> Exercise brief
Reproduce the records that follow in full, excluding any picture they contain.

> Data lines
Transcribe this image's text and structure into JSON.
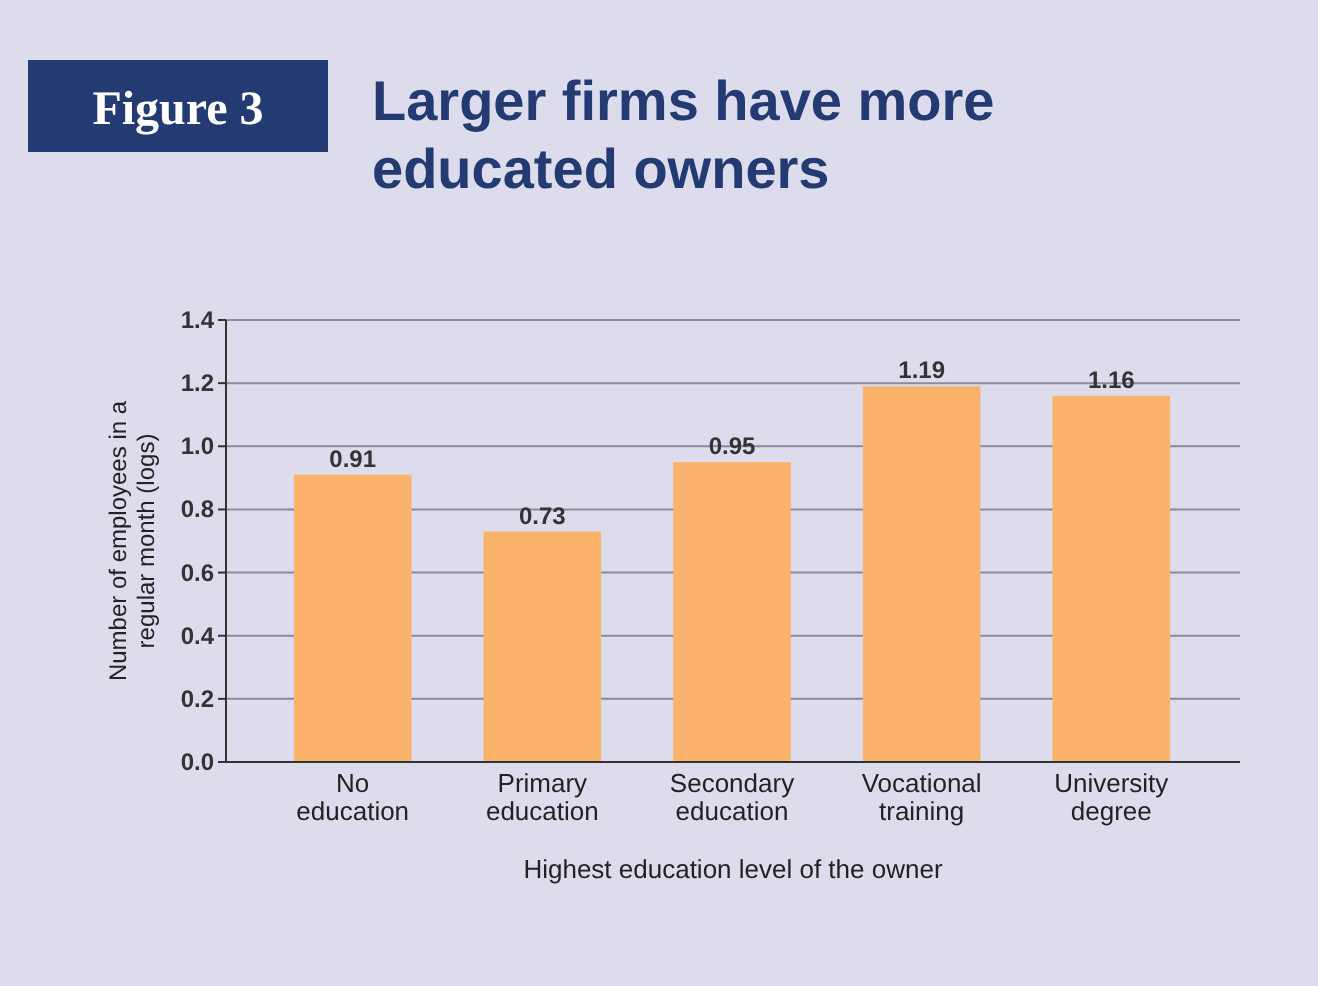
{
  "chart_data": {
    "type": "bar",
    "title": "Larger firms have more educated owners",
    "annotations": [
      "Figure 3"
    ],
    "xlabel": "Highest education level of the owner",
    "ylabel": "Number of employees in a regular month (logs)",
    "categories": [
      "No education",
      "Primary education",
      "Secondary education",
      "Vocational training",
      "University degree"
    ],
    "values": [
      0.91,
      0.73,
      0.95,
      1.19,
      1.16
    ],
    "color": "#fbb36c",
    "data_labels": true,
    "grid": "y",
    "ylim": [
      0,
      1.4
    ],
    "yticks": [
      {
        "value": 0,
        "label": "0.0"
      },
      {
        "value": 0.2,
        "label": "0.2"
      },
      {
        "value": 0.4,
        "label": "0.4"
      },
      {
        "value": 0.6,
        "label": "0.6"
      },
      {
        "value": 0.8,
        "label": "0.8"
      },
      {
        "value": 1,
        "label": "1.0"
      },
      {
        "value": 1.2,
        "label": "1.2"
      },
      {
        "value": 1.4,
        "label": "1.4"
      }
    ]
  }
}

> Complete answer
Transcribe this image's text and structure into JSON.
{
  "chart_data": {
    "type": "bar",
    "title": "Larger firms have more educated owners",
    "annotations": [
      "Figure 3"
    ],
    "xlabel": "Highest education level of the owner",
    "ylabel": "Number of employees in a regular month (logs)",
    "categories": [
      "No education",
      "Primary education",
      "Secondary education",
      "Vocational training",
      "University degree"
    ],
    "values": [
      0.91,
      0.73,
      0.95,
      1.19,
      1.16
    ],
    "color": "#fbb36c",
    "data_labels": true,
    "grid": "y",
    "ylim": [
      0,
      1.4
    ],
    "yticks": [
      {
        "value": 0,
        "label": "0.0"
      },
      {
        "value": 0.2,
        "label": "0.2"
      },
      {
        "value": 0.4,
        "label": "0.4"
      },
      {
        "value": 0.6,
        "label": "0.6"
      },
      {
        "value": 0.8,
        "label": "0.8"
      },
      {
        "value": 1,
        "label": "1.0"
      },
      {
        "value": 1.2,
        "label": "1.2"
      },
      {
        "value": 1.4,
        "label": "1.4"
      }
    ]
  }
}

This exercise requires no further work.